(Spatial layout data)
⁂

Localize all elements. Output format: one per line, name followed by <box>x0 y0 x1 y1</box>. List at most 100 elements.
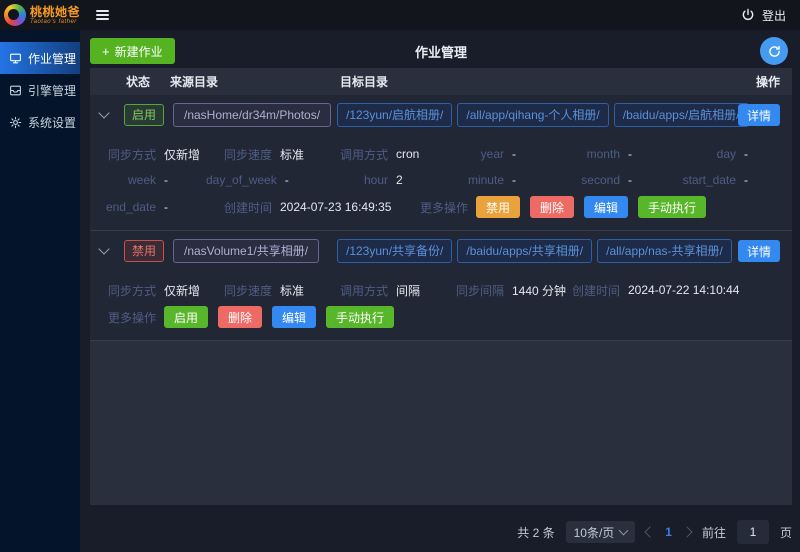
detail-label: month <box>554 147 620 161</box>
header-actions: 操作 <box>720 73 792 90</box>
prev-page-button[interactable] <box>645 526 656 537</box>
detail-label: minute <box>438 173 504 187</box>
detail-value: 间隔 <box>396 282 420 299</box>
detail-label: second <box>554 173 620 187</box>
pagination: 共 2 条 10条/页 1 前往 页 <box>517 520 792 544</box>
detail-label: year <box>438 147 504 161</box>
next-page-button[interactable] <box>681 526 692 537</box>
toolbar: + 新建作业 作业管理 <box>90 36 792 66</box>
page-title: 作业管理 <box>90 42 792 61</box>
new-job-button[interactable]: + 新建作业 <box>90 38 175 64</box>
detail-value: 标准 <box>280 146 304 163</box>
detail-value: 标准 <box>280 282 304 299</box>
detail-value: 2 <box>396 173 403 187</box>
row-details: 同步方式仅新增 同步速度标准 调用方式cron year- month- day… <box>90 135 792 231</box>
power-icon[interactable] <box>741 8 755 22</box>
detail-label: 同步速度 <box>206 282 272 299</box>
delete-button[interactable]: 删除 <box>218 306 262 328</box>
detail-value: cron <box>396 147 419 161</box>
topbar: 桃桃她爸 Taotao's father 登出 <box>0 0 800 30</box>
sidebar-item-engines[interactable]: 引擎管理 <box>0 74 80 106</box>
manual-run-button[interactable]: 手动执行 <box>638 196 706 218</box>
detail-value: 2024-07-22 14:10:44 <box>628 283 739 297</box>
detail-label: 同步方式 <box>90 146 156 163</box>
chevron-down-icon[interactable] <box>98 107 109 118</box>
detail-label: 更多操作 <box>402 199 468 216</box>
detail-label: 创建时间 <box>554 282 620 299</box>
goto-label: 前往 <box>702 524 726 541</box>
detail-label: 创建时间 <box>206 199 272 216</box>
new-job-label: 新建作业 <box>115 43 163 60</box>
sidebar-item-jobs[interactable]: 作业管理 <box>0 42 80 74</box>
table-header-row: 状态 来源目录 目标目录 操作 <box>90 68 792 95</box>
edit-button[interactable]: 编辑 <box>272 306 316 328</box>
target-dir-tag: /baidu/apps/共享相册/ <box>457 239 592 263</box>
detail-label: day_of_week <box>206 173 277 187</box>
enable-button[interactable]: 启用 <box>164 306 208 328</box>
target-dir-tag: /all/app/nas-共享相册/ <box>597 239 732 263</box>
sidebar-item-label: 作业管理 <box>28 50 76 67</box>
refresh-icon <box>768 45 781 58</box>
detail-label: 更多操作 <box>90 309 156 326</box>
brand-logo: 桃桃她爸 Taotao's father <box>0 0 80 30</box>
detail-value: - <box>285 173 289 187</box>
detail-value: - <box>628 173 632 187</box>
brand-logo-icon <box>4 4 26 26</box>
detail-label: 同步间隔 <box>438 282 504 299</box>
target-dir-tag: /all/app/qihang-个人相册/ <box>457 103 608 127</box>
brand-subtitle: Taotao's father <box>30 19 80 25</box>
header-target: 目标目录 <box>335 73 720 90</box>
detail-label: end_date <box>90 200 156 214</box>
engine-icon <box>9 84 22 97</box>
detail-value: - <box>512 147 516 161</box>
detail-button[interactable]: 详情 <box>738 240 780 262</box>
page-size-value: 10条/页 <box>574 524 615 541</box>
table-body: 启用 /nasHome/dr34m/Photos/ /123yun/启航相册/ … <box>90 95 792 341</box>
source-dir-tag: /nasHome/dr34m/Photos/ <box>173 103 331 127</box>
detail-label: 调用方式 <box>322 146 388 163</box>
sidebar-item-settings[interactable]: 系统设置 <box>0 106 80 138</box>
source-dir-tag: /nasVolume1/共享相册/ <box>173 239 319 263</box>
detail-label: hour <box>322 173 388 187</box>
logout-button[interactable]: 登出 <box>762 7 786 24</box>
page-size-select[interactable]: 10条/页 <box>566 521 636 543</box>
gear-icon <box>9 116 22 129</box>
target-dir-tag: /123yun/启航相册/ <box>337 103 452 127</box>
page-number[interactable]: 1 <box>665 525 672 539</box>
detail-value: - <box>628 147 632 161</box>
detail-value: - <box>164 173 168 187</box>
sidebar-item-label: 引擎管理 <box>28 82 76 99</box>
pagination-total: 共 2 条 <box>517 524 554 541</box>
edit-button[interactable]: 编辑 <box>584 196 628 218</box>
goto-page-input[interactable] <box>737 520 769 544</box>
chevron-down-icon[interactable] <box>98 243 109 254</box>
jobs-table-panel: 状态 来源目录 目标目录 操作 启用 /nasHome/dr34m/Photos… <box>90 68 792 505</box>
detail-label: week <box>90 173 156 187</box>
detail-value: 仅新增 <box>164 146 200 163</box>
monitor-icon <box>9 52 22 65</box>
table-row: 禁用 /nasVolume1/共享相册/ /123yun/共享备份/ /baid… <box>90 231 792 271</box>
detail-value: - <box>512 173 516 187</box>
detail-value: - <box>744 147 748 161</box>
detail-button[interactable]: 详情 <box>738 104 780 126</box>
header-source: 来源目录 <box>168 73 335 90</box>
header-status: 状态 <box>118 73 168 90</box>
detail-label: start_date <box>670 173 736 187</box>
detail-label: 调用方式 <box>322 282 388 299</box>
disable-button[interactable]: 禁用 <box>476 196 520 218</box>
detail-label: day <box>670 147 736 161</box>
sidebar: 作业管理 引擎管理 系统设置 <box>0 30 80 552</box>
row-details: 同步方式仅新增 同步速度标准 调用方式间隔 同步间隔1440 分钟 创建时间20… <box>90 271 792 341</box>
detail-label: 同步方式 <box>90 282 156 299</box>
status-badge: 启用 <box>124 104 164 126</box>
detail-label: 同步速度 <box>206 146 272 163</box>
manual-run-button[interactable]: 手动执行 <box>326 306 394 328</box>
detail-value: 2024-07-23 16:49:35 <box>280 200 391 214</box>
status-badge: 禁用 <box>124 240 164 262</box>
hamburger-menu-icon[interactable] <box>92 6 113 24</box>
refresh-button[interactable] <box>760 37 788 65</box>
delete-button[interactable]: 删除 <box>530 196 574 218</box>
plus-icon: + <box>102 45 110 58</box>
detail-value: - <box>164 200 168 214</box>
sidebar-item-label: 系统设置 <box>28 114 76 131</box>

⁂

Copy the listing above back out word for word, leaving out the pictures.

> **COMPLETED EXERCISE**:
Localize all elements. Output format: one per line, name followed by <box>x0 y0 x1 y1</box>. List at most 100 elements.
detail-label: month <box>554 147 620 161</box>
header-actions: 操作 <box>720 73 792 90</box>
prev-page-button[interactable] <box>645 526 656 537</box>
detail-label: minute <box>438 173 504 187</box>
detail-value: 间隔 <box>396 282 420 299</box>
detail-label: second <box>554 173 620 187</box>
pagination: 共 2 条 10条/页 1 前往 页 <box>517 520 792 544</box>
detail-label: year <box>438 147 504 161</box>
next-page-button[interactable] <box>681 526 692 537</box>
toolbar: + 新建作业 作业管理 <box>90 36 792 66</box>
page-title: 作业管理 <box>90 42 792 61</box>
new-job-button[interactable]: + 新建作业 <box>90 38 175 64</box>
detail-value: 标准 <box>280 146 304 163</box>
detail-value: 标准 <box>280 282 304 299</box>
detail-value: 2 <box>396 173 403 187</box>
row-details: 同步方式仅新增 同步速度标准 调用方式cron year- month- day… <box>90 135 792 231</box>
power-icon[interactable] <box>741 8 755 22</box>
detail-label: 同步速度 <box>206 282 272 299</box>
delete-button[interactable]: 删除 <box>218 306 262 328</box>
detail-value: cron <box>396 147 419 161</box>
topbar: 桃桃她爸 Taotao's father 登出 <box>0 0 800 30</box>
sidebar-item-engines[interactable]: 引擎管理 <box>0 74 80 106</box>
manual-run-button[interactable]: 手动执行 <box>638 196 706 218</box>
detail-value: 2024-07-22 14:10:44 <box>628 283 739 297</box>
detail-label: 同步方式 <box>90 146 156 163</box>
chevron-down-icon[interactable] <box>98 107 109 118</box>
detail-label: 更多操作 <box>402 199 468 216</box>
detail-label: 创建时间 <box>554 282 620 299</box>
goto-label: 前往 <box>702 524 726 541</box>
detail-label: 创建时间 <box>206 199 272 216</box>
new-job-label: 新建作业 <box>115 43 163 60</box>
sidebar-item-jobs[interactable]: 作业管理 <box>0 42 80 74</box>
table-header-row: 状态 来源目录 目标目录 操作 <box>90 68 792 95</box>
edit-button[interactable]: 编辑 <box>272 306 316 328</box>
target-dir-tag: /baidu/apps/共享相册/ <box>457 239 592 263</box>
detail-label: day_of_week <box>206 173 277 187</box>
enable-button[interactable]: 启用 <box>164 306 208 328</box>
target-dir-tag: /all/app/nas-共享相册/ <box>597 239 732 263</box>
sidebar-item-label: 作业管理 <box>28 50 76 67</box>
refresh-icon <box>768 45 781 58</box>
detail-label: 更多操作 <box>90 309 156 326</box>
brand-logo: 桃桃她爸 Taotao's father <box>0 0 80 30</box>
detail-value: - <box>285 173 289 187</box>
detail-value: - <box>628 173 632 187</box>
brand-logo-icon <box>4 4 26 26</box>
detail-label: 同步间隔 <box>438 282 504 299</box>
target-dir-tag: /all/app/qihang-个人相册/ <box>457 103 608 127</box>
brand-subtitle: Taotao's father <box>30 19 80 25</box>
header-target: 目标目录 <box>335 73 720 90</box>
detail-label: end_date <box>90 200 156 214</box>
engine-icon <box>9 84 22 97</box>
detail-value: - <box>512 147 516 161</box>
detail-button[interactable]: 详情 <box>738 240 780 262</box>
page-size-value: 10条/页 <box>574 524 615 541</box>
table-body: 启用 /nasHome/dr34m/Photos/ /123yun/启航相册/ … <box>90 95 792 341</box>
source-dir-tag: /nasHome/dr34m/Photos/ <box>173 103 331 127</box>
detail-label: 调用方式 <box>322 146 388 163</box>
sidebar-item-settings[interactable]: 系统设置 <box>0 106 80 138</box>
source-dir-tag: /nasVolume1/共享相册/ <box>173 239 319 263</box>
detail-label: hour <box>322 173 388 187</box>
logout-button[interactable]: 登出 <box>762 7 786 24</box>
page-size-select[interactable]: 10条/页 <box>566 521 636 543</box>
gear-icon <box>9 116 22 129</box>
target-dir-tag: /123yun/启航相册/ <box>337 103 452 127</box>
page-number[interactable]: 1 <box>665 525 672 539</box>
detail-value: - <box>628 147 632 161</box>
detail-value: - <box>164 173 168 187</box>
sidebar-item-label: 引擎管理 <box>28 82 76 99</box>
pagination-total: 共 2 条 <box>517 524 554 541</box>
edit-button[interactable]: 编辑 <box>584 196 628 218</box>
goto-page-input[interactable] <box>737 520 769 544</box>
chevron-down-icon[interactable] <box>98 243 109 254</box>
jobs-table-panel: 状态 来源目录 目标目录 操作 启用 /nasHome/dr34m/Photos… <box>90 68 792 505</box>
detail-label: week <box>90 173 156 187</box>
detail-value: 仅新增 <box>164 146 200 163</box>
monitor-icon <box>9 52 22 65</box>
table-row: 禁用 /nasVolume1/共享相册/ /123yun/共享备份/ /baid… <box>90 231 792 271</box>
detail-value: - <box>512 173 516 187</box>
detail-value: - <box>744 147 748 161</box>
detail-button[interactable]: 详情 <box>738 104 780 126</box>
header-source: 来源目录 <box>168 73 335 90</box>
header-status: 状态 <box>118 73 168 90</box>
detail-label: start_date <box>670 173 736 187</box>
detail-label: 调用方式 <box>322 282 388 299</box>
disable-button[interactable]: 禁用 <box>476 196 520 218</box>
detail-label: day <box>670 147 736 161</box>
sidebar: 作业管理 引擎管理 系统设置 <box>0 30 80 552</box>
row-details: 同步方式仅新增 同步速度标准 调用方式间隔 同步间隔1440 分钟 创建时间20… <box>90 271 792 341</box>
detail-label: 同步方式 <box>90 282 156 299</box>
status-badge: 启用 <box>124 104 164 126</box>
detail-label: 同步速度 <box>206 146 272 163</box>
manual-run-button[interactable]: 手动执行 <box>326 306 394 328</box>
detail-value: 2024-07-23 16:49:35 <box>280 200 391 214</box>
status-badge: 禁用 <box>124 240 164 262</box>
hamburger-menu-icon[interactable] <box>92 6 113 24</box>
refresh-button[interactable] <box>760 37 788 65</box>
delete-button[interactable]: 删除 <box>530 196 574 218</box>
plus-icon: + <box>102 45 110 58</box>
detail-value: - <box>164 200 168 214</box>
sidebar-item-label: 系统设置 <box>28 114 76 131</box>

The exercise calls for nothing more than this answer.